TASK DETAILS:
Write out all of the data without omission, exactly as shown.

---+---

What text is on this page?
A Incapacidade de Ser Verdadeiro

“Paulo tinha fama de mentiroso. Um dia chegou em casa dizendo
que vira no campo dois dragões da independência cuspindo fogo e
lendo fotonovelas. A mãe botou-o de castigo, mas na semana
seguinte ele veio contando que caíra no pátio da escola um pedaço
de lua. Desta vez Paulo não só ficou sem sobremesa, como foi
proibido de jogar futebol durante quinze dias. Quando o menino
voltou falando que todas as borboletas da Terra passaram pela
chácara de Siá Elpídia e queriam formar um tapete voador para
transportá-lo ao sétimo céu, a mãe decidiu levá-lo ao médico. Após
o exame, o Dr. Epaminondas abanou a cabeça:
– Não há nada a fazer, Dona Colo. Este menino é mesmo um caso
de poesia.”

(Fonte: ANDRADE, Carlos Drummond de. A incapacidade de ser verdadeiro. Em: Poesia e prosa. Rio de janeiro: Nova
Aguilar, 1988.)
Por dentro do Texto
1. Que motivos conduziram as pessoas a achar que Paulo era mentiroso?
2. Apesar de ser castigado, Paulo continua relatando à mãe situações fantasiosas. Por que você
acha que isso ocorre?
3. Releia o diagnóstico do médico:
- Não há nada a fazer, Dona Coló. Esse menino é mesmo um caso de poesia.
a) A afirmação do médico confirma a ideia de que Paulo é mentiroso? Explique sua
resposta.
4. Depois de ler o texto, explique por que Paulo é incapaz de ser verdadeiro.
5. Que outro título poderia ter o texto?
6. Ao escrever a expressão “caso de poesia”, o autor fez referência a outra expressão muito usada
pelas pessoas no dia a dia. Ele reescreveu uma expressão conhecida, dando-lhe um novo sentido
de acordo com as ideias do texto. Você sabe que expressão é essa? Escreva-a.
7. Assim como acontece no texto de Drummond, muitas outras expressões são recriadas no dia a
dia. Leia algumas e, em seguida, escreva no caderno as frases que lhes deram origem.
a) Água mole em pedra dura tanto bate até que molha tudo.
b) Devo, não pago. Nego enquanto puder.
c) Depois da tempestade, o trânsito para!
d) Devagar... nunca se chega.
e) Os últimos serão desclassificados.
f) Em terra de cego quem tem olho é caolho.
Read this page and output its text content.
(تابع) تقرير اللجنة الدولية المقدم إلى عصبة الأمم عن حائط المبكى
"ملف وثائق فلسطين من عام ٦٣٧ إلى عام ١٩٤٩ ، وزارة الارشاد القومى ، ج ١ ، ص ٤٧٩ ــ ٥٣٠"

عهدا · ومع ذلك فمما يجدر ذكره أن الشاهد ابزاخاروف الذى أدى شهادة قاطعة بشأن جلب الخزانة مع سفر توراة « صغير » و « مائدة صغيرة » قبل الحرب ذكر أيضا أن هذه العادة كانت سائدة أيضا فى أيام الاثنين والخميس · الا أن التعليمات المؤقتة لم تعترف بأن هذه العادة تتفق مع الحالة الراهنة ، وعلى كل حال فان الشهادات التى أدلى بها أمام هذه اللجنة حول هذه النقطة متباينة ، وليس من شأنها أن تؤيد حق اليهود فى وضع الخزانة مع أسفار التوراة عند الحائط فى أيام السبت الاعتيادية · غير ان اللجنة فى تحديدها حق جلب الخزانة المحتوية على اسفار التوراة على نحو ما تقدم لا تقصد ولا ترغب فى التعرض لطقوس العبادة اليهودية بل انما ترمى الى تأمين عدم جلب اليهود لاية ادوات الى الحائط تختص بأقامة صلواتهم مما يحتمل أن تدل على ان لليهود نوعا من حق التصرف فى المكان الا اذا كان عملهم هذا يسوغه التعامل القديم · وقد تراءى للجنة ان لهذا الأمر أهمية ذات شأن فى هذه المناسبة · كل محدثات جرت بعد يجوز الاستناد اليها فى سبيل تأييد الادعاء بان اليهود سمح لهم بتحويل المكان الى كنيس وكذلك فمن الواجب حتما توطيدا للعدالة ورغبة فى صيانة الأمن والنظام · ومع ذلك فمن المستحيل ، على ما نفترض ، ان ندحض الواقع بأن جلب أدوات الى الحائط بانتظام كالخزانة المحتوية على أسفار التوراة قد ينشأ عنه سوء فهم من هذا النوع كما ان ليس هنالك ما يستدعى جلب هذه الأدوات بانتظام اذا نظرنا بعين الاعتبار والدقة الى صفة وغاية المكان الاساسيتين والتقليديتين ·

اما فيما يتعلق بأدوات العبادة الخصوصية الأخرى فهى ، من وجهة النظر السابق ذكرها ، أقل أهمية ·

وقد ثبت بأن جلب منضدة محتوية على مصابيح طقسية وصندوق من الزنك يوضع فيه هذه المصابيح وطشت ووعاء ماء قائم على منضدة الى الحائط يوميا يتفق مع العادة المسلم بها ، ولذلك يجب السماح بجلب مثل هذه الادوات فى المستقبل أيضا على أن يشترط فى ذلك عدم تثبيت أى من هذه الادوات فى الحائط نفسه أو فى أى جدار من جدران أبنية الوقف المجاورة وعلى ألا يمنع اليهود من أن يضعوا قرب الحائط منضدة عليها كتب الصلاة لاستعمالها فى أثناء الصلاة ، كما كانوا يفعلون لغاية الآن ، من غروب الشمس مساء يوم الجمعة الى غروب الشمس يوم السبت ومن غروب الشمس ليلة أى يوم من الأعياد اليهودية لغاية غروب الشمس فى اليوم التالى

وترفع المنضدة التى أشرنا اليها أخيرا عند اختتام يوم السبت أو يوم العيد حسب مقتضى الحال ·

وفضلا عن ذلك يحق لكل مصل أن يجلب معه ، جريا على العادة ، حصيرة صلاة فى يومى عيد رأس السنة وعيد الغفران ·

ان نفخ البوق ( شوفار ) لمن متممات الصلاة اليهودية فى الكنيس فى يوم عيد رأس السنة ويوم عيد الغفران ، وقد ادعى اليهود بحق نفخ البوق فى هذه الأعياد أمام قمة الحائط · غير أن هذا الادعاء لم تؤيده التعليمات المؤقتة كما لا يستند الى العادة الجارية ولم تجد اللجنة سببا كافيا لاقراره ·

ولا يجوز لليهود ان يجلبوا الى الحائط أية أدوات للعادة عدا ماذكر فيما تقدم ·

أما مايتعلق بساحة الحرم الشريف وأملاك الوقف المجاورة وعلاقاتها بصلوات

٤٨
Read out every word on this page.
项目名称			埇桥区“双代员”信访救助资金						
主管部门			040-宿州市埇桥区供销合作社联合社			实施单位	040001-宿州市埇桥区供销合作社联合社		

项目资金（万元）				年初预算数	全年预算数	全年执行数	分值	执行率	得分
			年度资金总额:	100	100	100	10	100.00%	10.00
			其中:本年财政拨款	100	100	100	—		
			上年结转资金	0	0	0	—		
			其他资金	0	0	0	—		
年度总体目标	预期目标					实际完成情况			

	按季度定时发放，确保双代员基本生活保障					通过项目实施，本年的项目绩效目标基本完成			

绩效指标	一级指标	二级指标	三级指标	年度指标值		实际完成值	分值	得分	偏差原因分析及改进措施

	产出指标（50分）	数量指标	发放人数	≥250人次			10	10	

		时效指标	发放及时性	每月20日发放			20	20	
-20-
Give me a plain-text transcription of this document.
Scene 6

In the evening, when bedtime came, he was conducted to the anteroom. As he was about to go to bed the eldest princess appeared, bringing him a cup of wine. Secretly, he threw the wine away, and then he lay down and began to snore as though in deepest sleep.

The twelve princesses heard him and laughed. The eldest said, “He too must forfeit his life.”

---+---

FULL SOLUTION:
What text is on this page?
A Incapacidade de Ser Verdadeiro

“Paulo tinha fama de mentiroso. Um dia chegou em casa dizendo
que vira no campo dois dragões da independência cuspindo fogo e
lendo fotonovelas. A mãe botou-o de castigo, mas na semana
seguinte ele veio contando que caíra no pátio da escola um pedaço
de lua. Desta vez Paulo não só ficou sem sobremesa, como foi
proibido de jogar futebol durante quinze dias. Quando o menino
voltou falando que todas as borboletas da Terra passaram pela
chácara de Siá Elpídia e queriam formar um tapete voador para
transportá-lo ao sétimo céu, a mãe decidiu levá-lo ao médico. Após
o exame, o Dr. Epaminondas abanou a cabeça:
– Não há nada a fazer, Dona Colo. Este menino é mesmo um caso
de poesia.”

(Fonte: ANDRADE, Carlos Drummond de. A incapacidade de ser verdadeiro. Em: Poesia e prosa. Rio de janeiro: Nova
Aguilar, 1988.)
Por dentro do Texto
1. Que motivos conduziram as pessoas a achar que Paulo era mentiroso?
2. Apesar de ser castigado, Paulo continua relatando à mãe situações fantasiosas. Por que você
acha que isso ocorre?
3. Releia o diagnóstico do médico:
- Não há nada a fazer, Dona Coló. Esse menino é mesmo um caso de poesia.
a) A afirmação do médico confirma a ideia de que Paulo é mentiroso? Explique sua
resposta.
4. Depois de ler o texto, explique por que Paulo é incapaz de ser verdadeiro.
5. Que outro título poderia ter o texto?
6. Ao escrever a expressão “caso de poesia”, o autor fez referência a outra expressão muito usada
pelas pessoas no dia a dia. Ele reescreveu uma expressão conhecida, dando-lhe um novo sentido
de acordo com as ideias do texto. Você sabe que expressão é essa? Escreva-a.
7. Assim como acontece no texto de Drummond, muitas outras expressões são recriadas no dia a
dia. Leia algumas e, em seguida, escreva no caderno as frases que lhes deram origem.
a) Água mole em pedra dura tanto bate até que molha tudo.
b) Devo, não pago. Nego enquanto puder.
c) Depois da tempestade, o trânsito para!
d) Devagar... nunca se chega.
e) Os últimos serão desclassificados.
f) Em terra de cego quem tem olho é caolho.
Read this page and output its text content.
(تابع) تقرير اللجنة الدولية المقدم إلى عصبة الأمم عن حائط المبكى
"ملف وثائق فلسطين من عام ٦٣٧ إلى عام ١٩٤٩ ، وزارة الارشاد القومى ، ج ١ ، ص ٤٧٩ ــ ٥٣٠"

عهدا · ومع ذلك فمما يجدر ذكره أن الشاهد ابزاخاروف الذى أدى شهادة قاطعة بشأن جلب الخزانة مع سفر توراة « صغير » و « مائدة صغيرة » قبل الحرب ذكر أيضا أن هذه العادة كانت سائدة أيضا فى أيام الاثنين والخميس · الا أن التعليمات المؤقتة لم تعترف بأن هذه العادة تتفق مع الحالة الراهنة ، وعلى كل حال فان الشهادات التى أدلى بها أمام هذه اللجنة حول هذه النقطة متباينة ، وليس من شأنها أن تؤيد حق اليهود فى وضع الخزانة مع أسفار التوراة عند الحائط فى أيام السبت الاعتيادية · غير ان اللجنة فى تحديدها حق جلب الخزانة المحتوية على اسفار التوراة على نحو ما تقدم لا تقصد ولا ترغب فى التعرض لطقوس العبادة اليهودية بل انما ترمى الى تأمين عدم جلب اليهود لاية ادوات الى الحائط تختص بأقامة صلواتهم مما يحتمل أن تدل على ان لليهود نوعا من حق التصرف فى المكان الا اذا كان عملهم هذا يسوغه التعامل القديم · وقد تراءى للجنة ان لهذا الأمر أهمية ذات شأن فى هذه المناسبة · كل محدثات جرت بعد يجوز الاستناد اليها فى سبيل تأييد الادعاء بان اليهود سمح لهم بتحويل المكان الى كنيس وكذلك فمن الواجب حتما توطيدا للعدالة ورغبة فى صيانة الأمن والنظام · ومع ذلك فمن المستحيل ، على ما نفترض ، ان ندحض الواقع بأن جلب أدوات الى الحائط بانتظام كالخزانة المحتوية على أسفار التوراة قد ينشأ عنه سوء فهم من هذا النوع كما ان ليس هنالك ما يستدعى جلب هذه الأدوات بانتظام اذا نظرنا بعين الاعتبار والدقة الى صفة وغاية المكان الاساسيتين والتقليديتين ·

اما فيما يتعلق بأدوات العبادة الخصوصية الأخرى فهى ، من وجهة النظر السابق ذكرها ، أقل أهمية ·

وقد ثبت بأن جلب منضدة محتوية على مصابيح طقسية وصندوق من الزنك يوضع فيه هذه المصابيح وطشت ووعاء ماء قائم على منضدة الى الحائط يوميا يتفق مع العادة المسلم بها ، ولذلك يجب السماح بجلب مثل هذه الادوات فى المستقبل أيضا على أن يشترط فى ذلك عدم تثبيت أى من هذه الادوات فى الحائط نفسه أو فى أى جدار من جدران أبنية الوقف المجاورة وعلى ألا يمنع اليهود من أن يضعوا قرب الحائط منضدة عليها كتب الصلاة لاستعمالها فى أثناء الصلاة ، كما كانوا يفعلون لغاية الآن ، من غروب الشمس مساء يوم الجمعة الى غروب الشمس يوم السبت ومن غروب الشمس ليلة أى يوم من الأعياد اليهودية لغاية غروب الشمس فى اليوم التالى

وترفع المنضدة التى أشرنا اليها أخيرا عند اختتام يوم السبت أو يوم العيد حسب مقتضى الحال ·

وفضلا عن ذلك يحق لكل مصل أن يجلب معه ، جريا على العادة ، حصيرة صلاة فى يومى عيد رأس السنة وعيد الغفران ·

ان نفخ البوق ( شوفار ) لمن متممات الصلاة اليهودية فى الكنيس فى يوم عيد رأس السنة ويوم عيد الغفران ، وقد ادعى اليهود بحق نفخ البوق فى هذه الأعياد أمام قمة الحائط · غير أن هذا الادعاء لم تؤيده التعليمات المؤقتة كما لا يستند الى العادة الجارية ولم تجد اللجنة سببا كافيا لاقراره ·

ولا يجوز لليهود ان يجلبوا الى الحائط أية أدوات للعادة عدا ماذكر فيما تقدم ·

أما مايتعلق بساحة الحرم الشريف وأملاك الوقف المجاورة وعلاقاتها بصلوات

٤٨
Read out every word on this page.
项目名称			埇桥区“双代员”信访救助资金						
主管部门			040-宿州市埇桥区供销合作社联合社			实施单位	040001-宿州市埇桥区供销合作社联合社		

项目资金（万元）				年初预算数	全年预算数	全年执行数	分值	执行率	得分
			年度资金总额:	100	100	100	10	100.00%	10.00
			其中:本年财政拨款	100	100	100	—		
			上年结转资金	0	0	0	—		
			其他资金	0	0	0	—		
年度总体目标	预期目标					实际完成情况			

	按季度定时发放，确保双代员基本生活保障					通过项目实施，本年的项目绩效目标基本完成			

绩效指标	一级指标	二级指标	三级指标	年度指标值		实际完成值	分值	得分	偏差原因分析及改进措施

	产出指标（50分）	数量指标	发放人数	≥250人次			10	10	

		时效指标	发放及时性	每月20日发放			20	20	
-20-
Give me a plain-text transcription of this document.
Scene 6

In the evening, when bedtime came, he was conducted to the anteroom. As he was about to go to bed the eldest princess appeared, bringing him a cup of wine. Secretly, he threw the wine away, and then he lay down and began to snore as though in deepest sleep.

The twelve princesses heard him and laughed. The eldest said, “He too must forfeit his life.”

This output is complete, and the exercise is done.